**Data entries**
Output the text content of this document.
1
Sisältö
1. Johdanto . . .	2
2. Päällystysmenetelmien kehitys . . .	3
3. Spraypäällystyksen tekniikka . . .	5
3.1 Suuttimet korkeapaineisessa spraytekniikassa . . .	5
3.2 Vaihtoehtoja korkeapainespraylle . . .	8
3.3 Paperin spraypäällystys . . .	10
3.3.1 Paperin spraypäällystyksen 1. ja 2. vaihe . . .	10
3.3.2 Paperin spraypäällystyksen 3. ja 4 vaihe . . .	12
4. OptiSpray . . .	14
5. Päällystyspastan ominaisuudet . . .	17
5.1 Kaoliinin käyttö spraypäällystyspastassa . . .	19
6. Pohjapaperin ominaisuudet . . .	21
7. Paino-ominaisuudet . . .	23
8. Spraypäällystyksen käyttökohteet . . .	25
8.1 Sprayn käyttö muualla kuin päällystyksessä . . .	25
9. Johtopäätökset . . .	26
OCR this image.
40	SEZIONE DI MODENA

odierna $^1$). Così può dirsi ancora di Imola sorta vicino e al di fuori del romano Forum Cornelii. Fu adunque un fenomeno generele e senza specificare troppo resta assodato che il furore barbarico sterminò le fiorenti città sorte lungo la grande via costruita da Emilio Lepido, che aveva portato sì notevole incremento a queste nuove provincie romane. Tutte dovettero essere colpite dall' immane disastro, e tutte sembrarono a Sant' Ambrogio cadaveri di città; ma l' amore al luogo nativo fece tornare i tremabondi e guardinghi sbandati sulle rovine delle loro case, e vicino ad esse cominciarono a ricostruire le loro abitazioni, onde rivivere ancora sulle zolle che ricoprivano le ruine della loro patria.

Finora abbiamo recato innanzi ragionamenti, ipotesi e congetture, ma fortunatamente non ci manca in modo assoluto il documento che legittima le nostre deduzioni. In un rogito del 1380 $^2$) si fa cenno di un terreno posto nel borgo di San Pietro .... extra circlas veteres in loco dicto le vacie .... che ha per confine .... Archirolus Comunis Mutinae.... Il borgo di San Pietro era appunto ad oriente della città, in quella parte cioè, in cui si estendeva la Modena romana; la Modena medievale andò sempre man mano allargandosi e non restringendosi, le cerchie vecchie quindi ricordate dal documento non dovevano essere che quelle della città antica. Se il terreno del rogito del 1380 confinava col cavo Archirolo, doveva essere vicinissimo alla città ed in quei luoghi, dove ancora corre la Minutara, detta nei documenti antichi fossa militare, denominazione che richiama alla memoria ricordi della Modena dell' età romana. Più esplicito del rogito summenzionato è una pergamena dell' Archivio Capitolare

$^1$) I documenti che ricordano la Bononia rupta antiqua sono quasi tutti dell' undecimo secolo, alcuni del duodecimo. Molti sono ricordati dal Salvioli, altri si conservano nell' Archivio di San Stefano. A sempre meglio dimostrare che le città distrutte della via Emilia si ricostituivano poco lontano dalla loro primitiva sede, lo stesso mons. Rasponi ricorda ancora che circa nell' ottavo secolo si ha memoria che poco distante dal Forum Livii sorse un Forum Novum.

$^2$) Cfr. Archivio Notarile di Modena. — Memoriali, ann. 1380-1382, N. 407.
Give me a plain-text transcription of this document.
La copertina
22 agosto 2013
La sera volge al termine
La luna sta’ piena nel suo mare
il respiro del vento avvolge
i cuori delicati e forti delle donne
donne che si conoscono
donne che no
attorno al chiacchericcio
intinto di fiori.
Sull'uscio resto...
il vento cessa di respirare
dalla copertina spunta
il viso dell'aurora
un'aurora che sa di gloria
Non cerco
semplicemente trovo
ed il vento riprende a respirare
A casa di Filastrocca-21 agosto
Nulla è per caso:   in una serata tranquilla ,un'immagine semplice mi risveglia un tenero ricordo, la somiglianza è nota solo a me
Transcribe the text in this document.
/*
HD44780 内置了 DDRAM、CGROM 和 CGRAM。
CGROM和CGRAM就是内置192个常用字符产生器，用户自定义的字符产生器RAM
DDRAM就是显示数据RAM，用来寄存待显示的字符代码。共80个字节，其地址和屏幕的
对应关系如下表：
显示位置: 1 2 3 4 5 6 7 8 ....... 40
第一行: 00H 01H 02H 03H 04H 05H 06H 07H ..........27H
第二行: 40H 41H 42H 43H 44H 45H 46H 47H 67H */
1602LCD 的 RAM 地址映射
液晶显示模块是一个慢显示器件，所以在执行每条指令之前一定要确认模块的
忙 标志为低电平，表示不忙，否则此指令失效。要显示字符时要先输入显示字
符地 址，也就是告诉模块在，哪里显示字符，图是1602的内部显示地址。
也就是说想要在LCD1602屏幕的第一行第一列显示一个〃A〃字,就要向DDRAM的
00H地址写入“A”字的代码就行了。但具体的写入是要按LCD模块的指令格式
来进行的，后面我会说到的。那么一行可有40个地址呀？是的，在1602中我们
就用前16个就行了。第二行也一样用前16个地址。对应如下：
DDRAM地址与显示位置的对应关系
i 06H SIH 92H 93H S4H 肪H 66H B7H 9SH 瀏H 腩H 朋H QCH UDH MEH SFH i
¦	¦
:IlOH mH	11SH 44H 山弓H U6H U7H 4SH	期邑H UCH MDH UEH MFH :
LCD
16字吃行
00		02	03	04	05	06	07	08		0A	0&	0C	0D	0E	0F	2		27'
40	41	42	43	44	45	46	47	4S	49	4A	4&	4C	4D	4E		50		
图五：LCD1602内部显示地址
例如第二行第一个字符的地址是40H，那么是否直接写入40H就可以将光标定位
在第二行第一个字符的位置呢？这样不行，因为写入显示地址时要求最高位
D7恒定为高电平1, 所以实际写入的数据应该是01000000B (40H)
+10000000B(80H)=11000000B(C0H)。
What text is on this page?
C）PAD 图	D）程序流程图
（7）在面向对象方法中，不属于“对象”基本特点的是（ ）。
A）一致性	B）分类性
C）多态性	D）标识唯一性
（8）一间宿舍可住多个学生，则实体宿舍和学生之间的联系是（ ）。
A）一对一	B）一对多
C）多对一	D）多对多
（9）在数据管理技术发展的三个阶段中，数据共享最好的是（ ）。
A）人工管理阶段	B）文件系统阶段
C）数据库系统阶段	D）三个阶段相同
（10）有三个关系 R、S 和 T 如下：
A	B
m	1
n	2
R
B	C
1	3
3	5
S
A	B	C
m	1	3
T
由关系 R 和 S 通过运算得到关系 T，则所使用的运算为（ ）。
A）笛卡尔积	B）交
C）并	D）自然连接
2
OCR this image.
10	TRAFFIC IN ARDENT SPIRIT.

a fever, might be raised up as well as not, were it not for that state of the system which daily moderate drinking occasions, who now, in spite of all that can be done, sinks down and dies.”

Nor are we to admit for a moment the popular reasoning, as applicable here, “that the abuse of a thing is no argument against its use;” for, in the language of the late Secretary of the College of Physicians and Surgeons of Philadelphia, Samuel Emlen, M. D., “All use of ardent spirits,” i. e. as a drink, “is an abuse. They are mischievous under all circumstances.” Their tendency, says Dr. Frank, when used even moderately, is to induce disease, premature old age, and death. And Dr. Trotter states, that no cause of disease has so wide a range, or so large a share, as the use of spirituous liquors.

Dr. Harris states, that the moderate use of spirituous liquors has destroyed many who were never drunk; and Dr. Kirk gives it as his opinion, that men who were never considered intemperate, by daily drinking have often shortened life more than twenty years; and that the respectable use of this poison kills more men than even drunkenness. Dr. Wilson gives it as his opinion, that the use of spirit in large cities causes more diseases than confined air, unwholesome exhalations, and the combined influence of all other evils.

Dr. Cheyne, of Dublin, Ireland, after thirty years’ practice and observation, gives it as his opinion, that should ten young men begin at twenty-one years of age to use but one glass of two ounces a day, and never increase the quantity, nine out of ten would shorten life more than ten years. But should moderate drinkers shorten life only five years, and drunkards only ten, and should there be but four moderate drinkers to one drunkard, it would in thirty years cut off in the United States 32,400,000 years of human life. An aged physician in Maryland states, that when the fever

**Work to complete**
Search the preceding listing for the word "ominaisuudet" and pull out every line that holds it.

**Solution to this task**
5. Päällystyspastan ominaisuudet . . .	17
6. Pohjapaperin ominaisuudet . . .	21
7. Paino-ominaisuudet . . .	23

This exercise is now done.